### DATA EXCERPTS
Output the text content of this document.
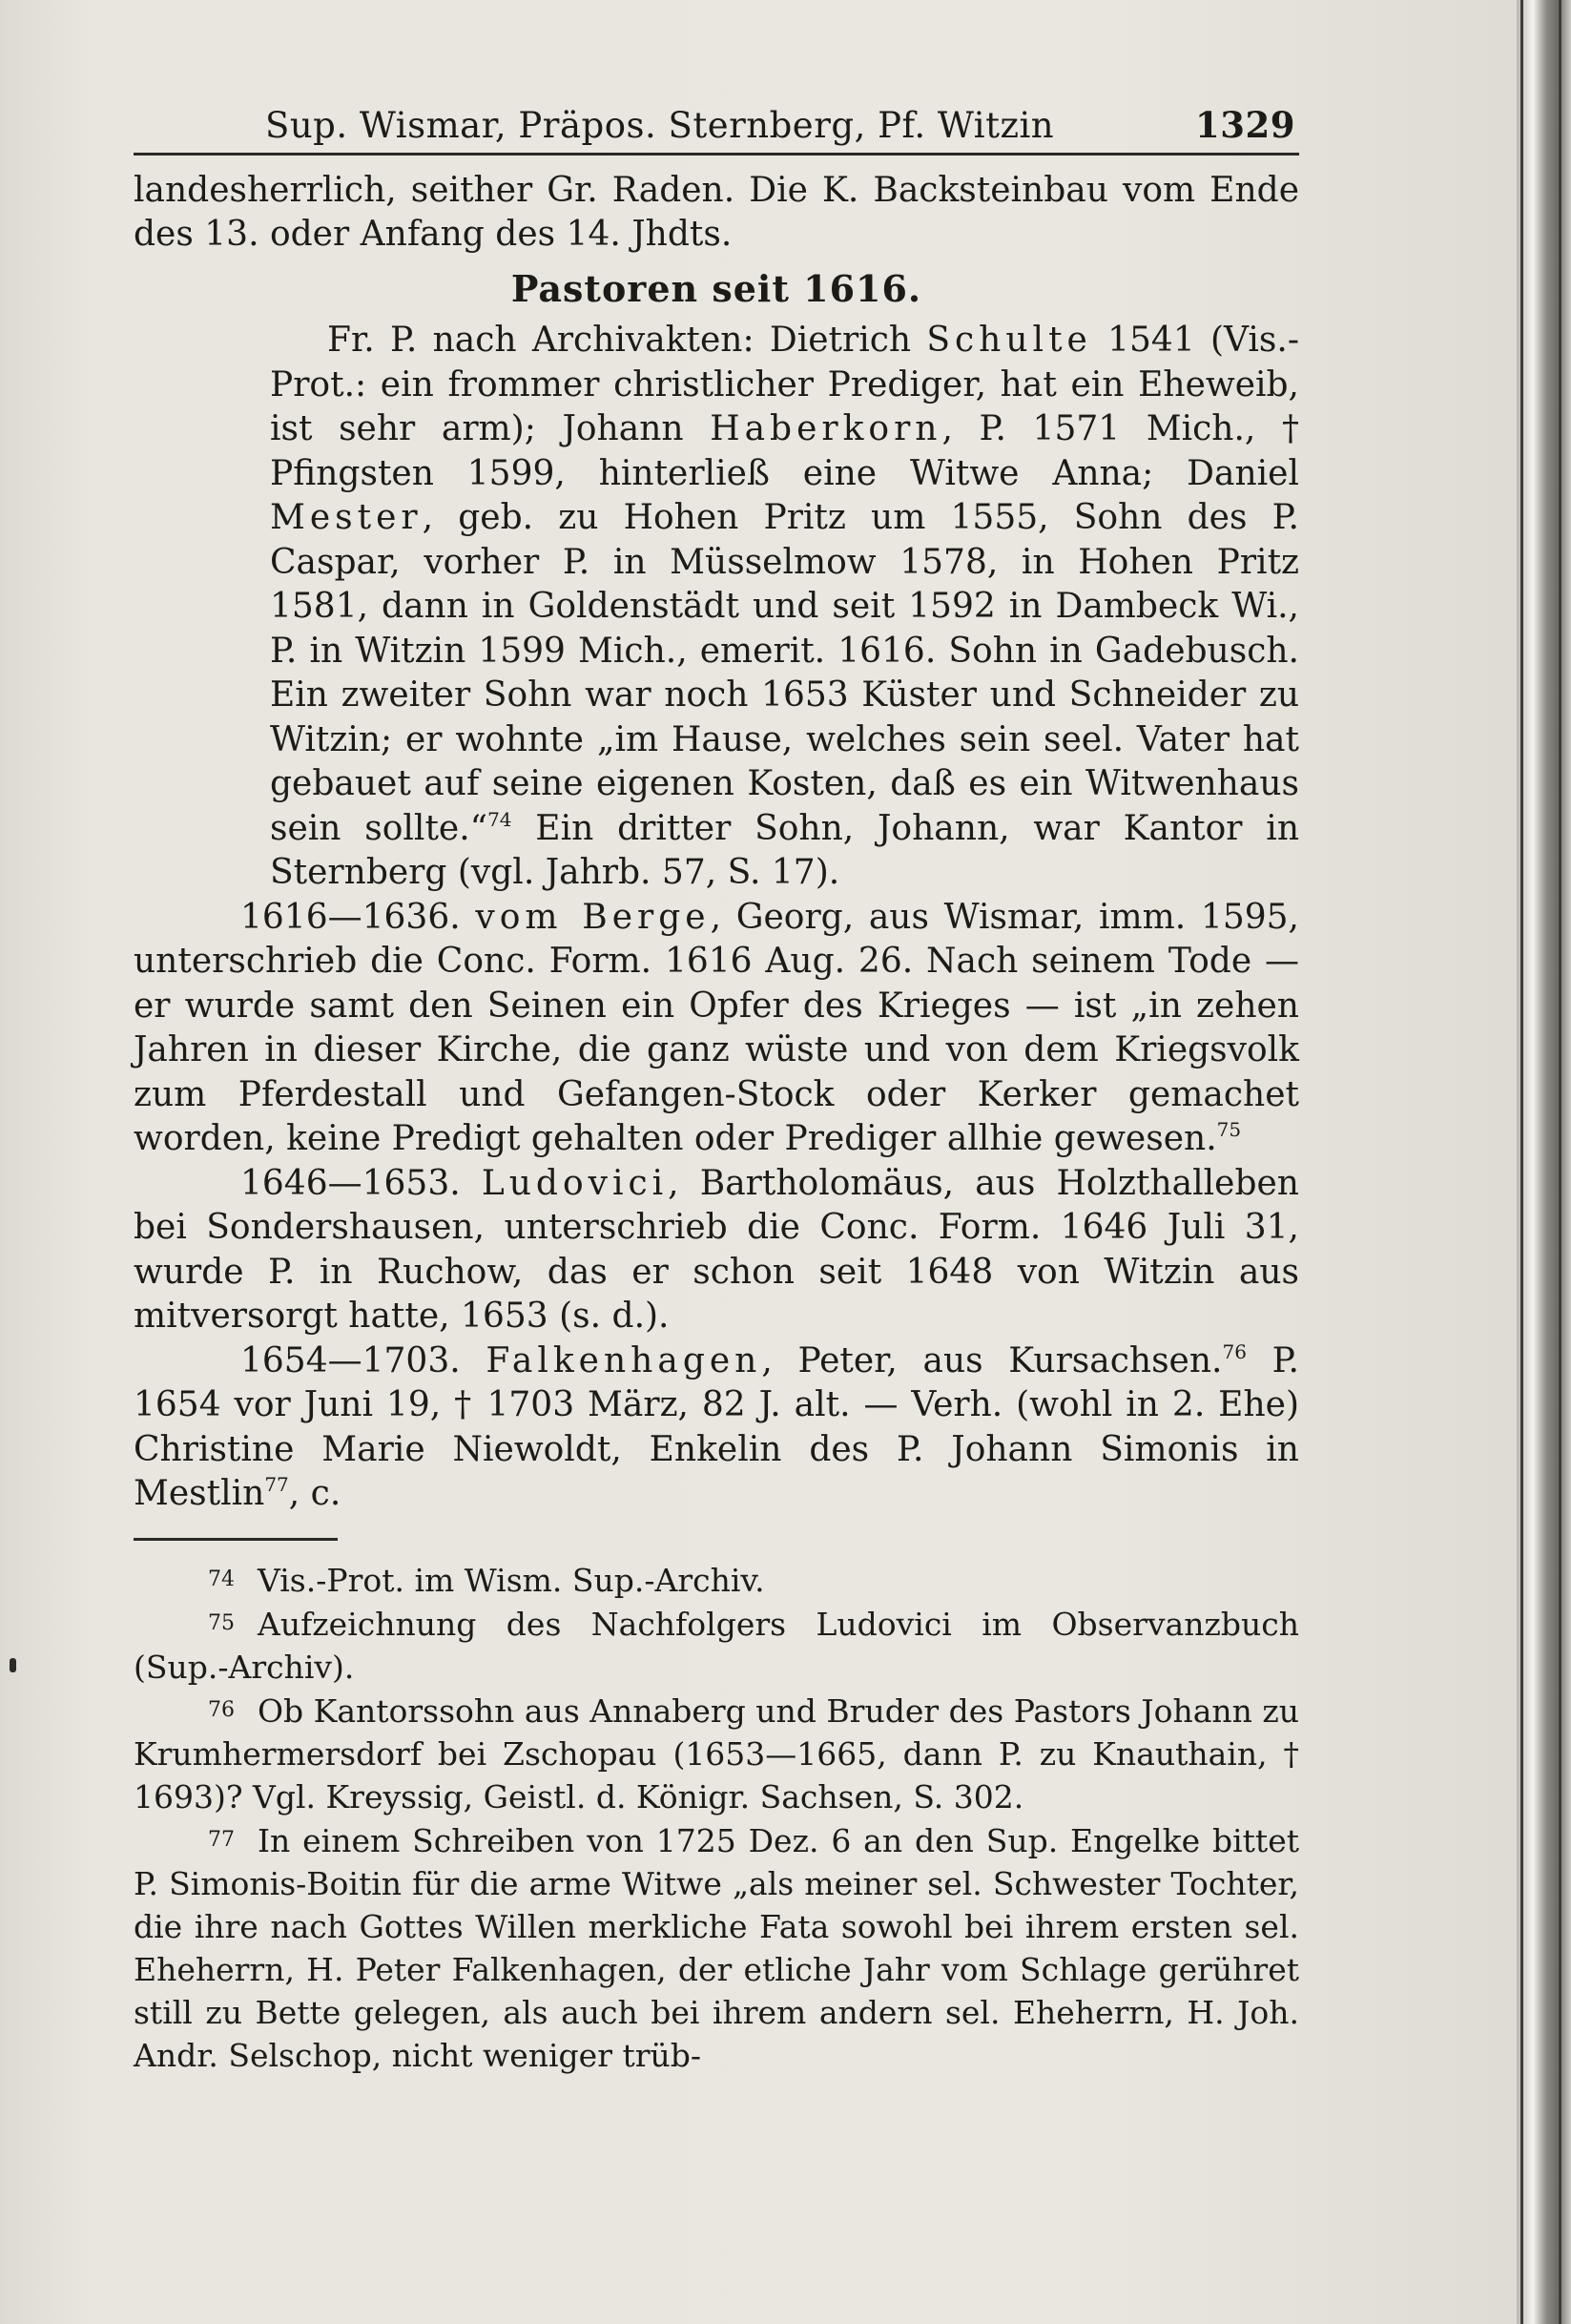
Sup. Wismar, Präpos. Sternberg, Pf. Witzin	1329

landesherrlich, seither Gr. Raden. Die K. Backsteinbau vom Ende des 13. oder Anfang des 14. Jhdts.

Pastoren seit 1616.

Fr. P. nach Archivakten: Dietrich Schulte 1541 (Vis.-Prot.: ein frommer christlicher Prediger, hat ein Eheweib, ist sehr arm); Johann Haberkorn, P. 1571 Mich., † Pfingsten 1599, hinterließ eine Witwe Anna; Daniel Mester, geb. zu Hohen Pritz um 1555, Sohn des P. Caspar, vorher P. in Müsselmow 1578, in Hohen Pritz 1581, dann in Goldenstädt und seit 1592 in Dambeck Wi., P. in Witzin 1599 Mich., emerit. 1616. Sohn in Gadebusch. Ein zweiter Sohn war noch 1653 Küster und Schneider zu Witzin; er wohnte „im Hause, welches sein seel. Vater hat gebauet auf seine eigenen Kosten, daß es ein Witwenhaus sein sollte.“$^{74}$ Ein dritter Sohn, Johann, war Kantor in Sternberg (vgl. Jahrb. 57, S. 17).

1616—1636. vom Berge, Georg, aus Wismar, imm. 1595, unterschrieb die Conc. Form. 1616 Aug. 26. Nach seinem Tode — er wurde samt den Seinen ein Opfer des Krieges — ist „in zehen Jahren in dieser Kirche, die ganz wüste und von dem Kriegsvolk zum Pferdestall und Gefangen-Stock oder Kerker gemachet worden, keine Predigt gehalten oder Prediger allhie gewesen.$^{75}$

1646—1653. Ludovici, Bartholomäus, aus Holzthalleben bei Sondershausen, unterschrieb die Conc. Form. 1646 Juli 31, wurde P. in Ruchow, das er schon seit 1648 von Witzin aus mitversorgt hatte, 1653 (s. d.).

1654—1703. Falkenhagen, Peter, aus Kursachsen.$^{76}$ P. 1654 vor Juni 19, † 1703 März, 82 J. alt. — Verh. (wohl in 2. Ehe) Christine Marie Niewoldt, Enkelin des P. Johann Simonis in Mestlin$^{77}$, c.

74 Vis.-Prot. im Wism. Sup.-Archiv.

75 Aufzeichnung des Nachfolgers Ludovici im Observanzbuch (Sup.-Archiv).

76 Ob Kantorssohn aus Annaberg und Bruder des Pastors Johann zu Krumhermersdorf bei Zschopau (1653—1665, dann P. zu Knauthain, † 1693)? Vgl. Kreyssig, Geistl. d. Königr. Sachsen, S. 302.

77 In einem Schreiben von 1725 Dez. 6 an den Sup. Engelke bittet P. Simonis-Boitin für die arme Witwe „als meiner sel. Schwester Tochter, die ihre nach Gottes Willen merkliche Fata sowohl bei ihrem ersten sel. Eheherrn, H. Peter Falkenhagen, der etliche Jahr vom Schlage gerühret still zu Bette gelegen, als auch bei ihrem andern sel. Eheherrn, H. Joh. Andr. Selschop, nicht weniger trüb-
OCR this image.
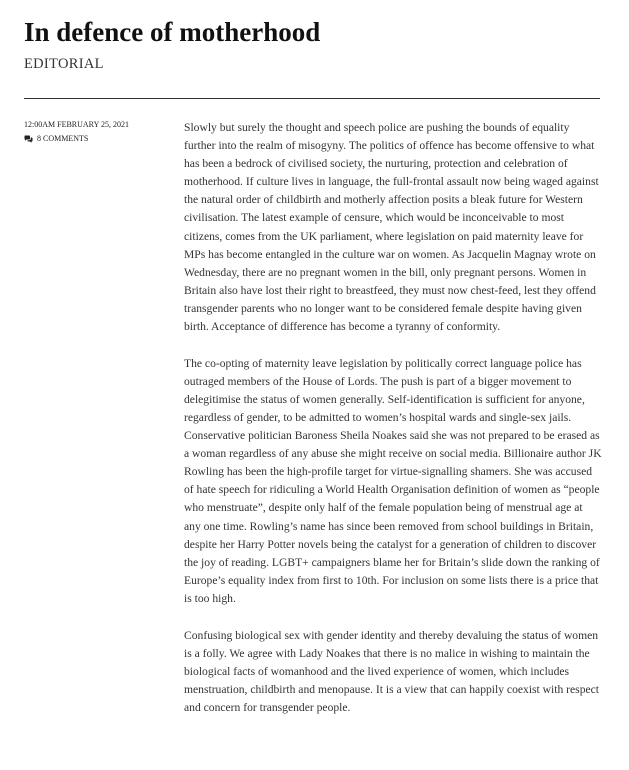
In defence of motherhood
EDITORIAL
12:00AM FEBRUARY 25, 2021
8 COMMENTS

Slowly but surely the thought and speech police are pushing the bounds of equality further into the realm of misogyny. The politics of offence has become offensive to what has been a bedrock of civilised society, the nurturing, protection and celebration of motherhood. If culture lives in language, the full-frontal assault now being waged against the natural order of childbirth and motherly affection posits a bleak future for Western civilisation. The latest example of censure, which would be inconceivable to most citizens, comes from the UK parliament, where legislation on paid maternity leave for MPs has become entangled in the culture war on women. As Jacquelin Magnay wrote on Wednesday, there are no pregnant women in the bill, only pregnant persons. Women in Britain also have lost their right to breastfeed, they must now chest-feed, lest they offend transgender parents who no longer want to be considered female despite having given birth. Acceptance of difference has become a tyranny of conformity.

The co-opting of maternity leave legislation by politically correct language police has outraged members of the House of Lords. The push is part of a bigger movement to delegitimise the status of women generally. Self-identification is sufficient for anyone, regardless of gender, to be admitted to women’s hospital wards and single-sex jails. Conservative politician Baroness Sheila Noakes said she was not prepared to be erased as a woman regardless of any abuse she might receive on social media. Billionaire author JK Rowling has been the high-profile target for virtue-signalling shamers. She was accused of hate speech for ridiculing a World Health Organisation definition of women as “people who menstruate”, despite only half of the female population being of menstrual age at any one time. Rowling’s name has since been removed from school buildings in Britain, despite her Harry Potter novels being the catalyst for a generation of children to discover the joy of reading. LGBT+ campaigners blame her for Britain’s slide down the ranking of Europe’s equality index from first to 10th. For inclusion on some lists there is a price that is too high.

Confusing biological sex with gender identity and thereby devaluing the status of women is a folly. We agree with Lady Noakes that there is no malice in wishing to maintain the biological facts of womanhood and the lived experience of women, which includes menstruation, childbirth and menopause. It is a view that can happily coexist with respect and concern for transgender people.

### INSTRUCTIONS TO FOLLOW
Repeat all the records above exactly, leaving out any pictures.

### CORRECT ANSWER
Output the text content of this document.
Sup. Wismar, Präpos. Sternberg, Pf. Witzin	1329

landesherrlich, seither Gr. Raden. Die K. Backsteinbau vom Ende des 13. oder Anfang des 14. Jhdts.

Pastoren seit 1616.

Fr. P. nach Archivakten: Dietrich Schulte 1541 (Vis.-Prot.: ein frommer christlicher Prediger, hat ein Eheweib, ist sehr arm); Johann Haberkorn, P. 1571 Mich., † Pfingsten 1599, hinterließ eine Witwe Anna; Daniel Mester, geb. zu Hohen Pritz um 1555, Sohn des P. Caspar, vorher P. in Müsselmow 1578, in Hohen Pritz 1581, dann in Goldenstädt und seit 1592 in Dambeck Wi., P. in Witzin 1599 Mich., emerit. 1616. Sohn in Gadebusch. Ein zweiter Sohn war noch 1653 Küster und Schneider zu Witzin; er wohnte „im Hause, welches sein seel. Vater hat gebauet auf seine eigenen Kosten, daß es ein Witwenhaus sein sollte.“$^{74}$ Ein dritter Sohn, Johann, war Kantor in Sternberg (vgl. Jahrb. 57, S. 17).

1616—1636. vom Berge, Georg, aus Wismar, imm. 1595, unterschrieb die Conc. Form. 1616 Aug. 26. Nach seinem Tode — er wurde samt den Seinen ein Opfer des Krieges — ist „in zehen Jahren in dieser Kirche, die ganz wüste und von dem Kriegsvolk zum Pferdestall und Gefangen-Stock oder Kerker gemachet worden, keine Predigt gehalten oder Prediger allhie gewesen.$^{75}$

1646—1653. Ludovici, Bartholomäus, aus Holzthalleben bei Sondershausen, unterschrieb die Conc. Form. 1646 Juli 31, wurde P. in Ruchow, das er schon seit 1648 von Witzin aus mitversorgt hatte, 1653 (s. d.).

1654—1703. Falkenhagen, Peter, aus Kursachsen.$^{76}$ P. 1654 vor Juni 19, † 1703 März, 82 J. alt. — Verh. (wohl in 2. Ehe) Christine Marie Niewoldt, Enkelin des P. Johann Simonis in Mestlin$^{77}$, c.

74 Vis.-Prot. im Wism. Sup.-Archiv.

75 Aufzeichnung des Nachfolgers Ludovici im Observanzbuch (Sup.-Archiv).

76 Ob Kantorssohn aus Annaberg und Bruder des Pastors Johann zu Krumhermersdorf bei Zschopau (1653—1665, dann P. zu Knauthain, † 1693)? Vgl. Kreyssig, Geistl. d. Königr. Sachsen, S. 302.

77 In einem Schreiben von 1725 Dez. 6 an den Sup. Engelke bittet P. Simonis-Boitin für die arme Witwe „als meiner sel. Schwester Tochter, die ihre nach Gottes Willen merkliche Fata sowohl bei ihrem ersten sel. Eheherrn, H. Peter Falkenhagen, der etliche Jahr vom Schlage gerühret still zu Bette gelegen, als auch bei ihrem andern sel. Eheherrn, H. Joh. Andr. Selschop, nicht weniger trüb-
OCR this image.
In defence of motherhood
EDITORIAL
12:00AM FEBRUARY 25, 2021
8 COMMENTS

Slowly but surely the thought and speech police are pushing the bounds of equality further into the realm of misogyny. The politics of offence has become offensive to what has been a bedrock of civilised society, the nurturing, protection and celebration of motherhood. If culture lives in language, the full-frontal assault now being waged against the natural order of childbirth and motherly affection posits a bleak future for Western civilisation. The latest example of censure, which would be inconceivable to most citizens, comes from the UK parliament, where legislation on paid maternity leave for MPs has become entangled in the culture war on women. As Jacquelin Magnay wrote on Wednesday, there are no pregnant women in the bill, only pregnant persons. Women in Britain also have lost their right to breastfeed, they must now chest-feed, lest they offend transgender parents who no longer want to be considered female despite having given birth. Acceptance of difference has become a tyranny of conformity.

The co-opting of maternity leave legislation by politically correct language police has outraged members of the House of Lords. The push is part of a bigger movement to delegitimise the status of women generally. Self-identification is sufficient for anyone, regardless of gender, to be admitted to women’s hospital wards and single-sex jails. Conservative politician Baroness Sheila Noakes said she was not prepared to be erased as a woman regardless of any abuse she might receive on social media. Billionaire author JK Rowling has been the high-profile target for virtue-signalling shamers. She was accused of hate speech for ridiculing a World Health Organisation definition of women as “people who menstruate”, despite only half of the female population being of menstrual age at any one time. Rowling’s name has since been removed from school buildings in Britain, despite her Harry Potter novels being the catalyst for a generation of children to discover the joy of reading. LGBT+ campaigners blame her for Britain’s slide down the ranking of Europe’s equality index from first to 10th. For inclusion on some lists there is a price that is too high.

Confusing biological sex with gender identity and thereby devaluing the status of women is a folly. We agree with Lady Noakes that there is no malice in wishing to maintain the biological facts of womanhood and the lived experience of women, which includes menstruation, childbirth and menopause. It is a view that can happily coexist with respect and concern for transgender people.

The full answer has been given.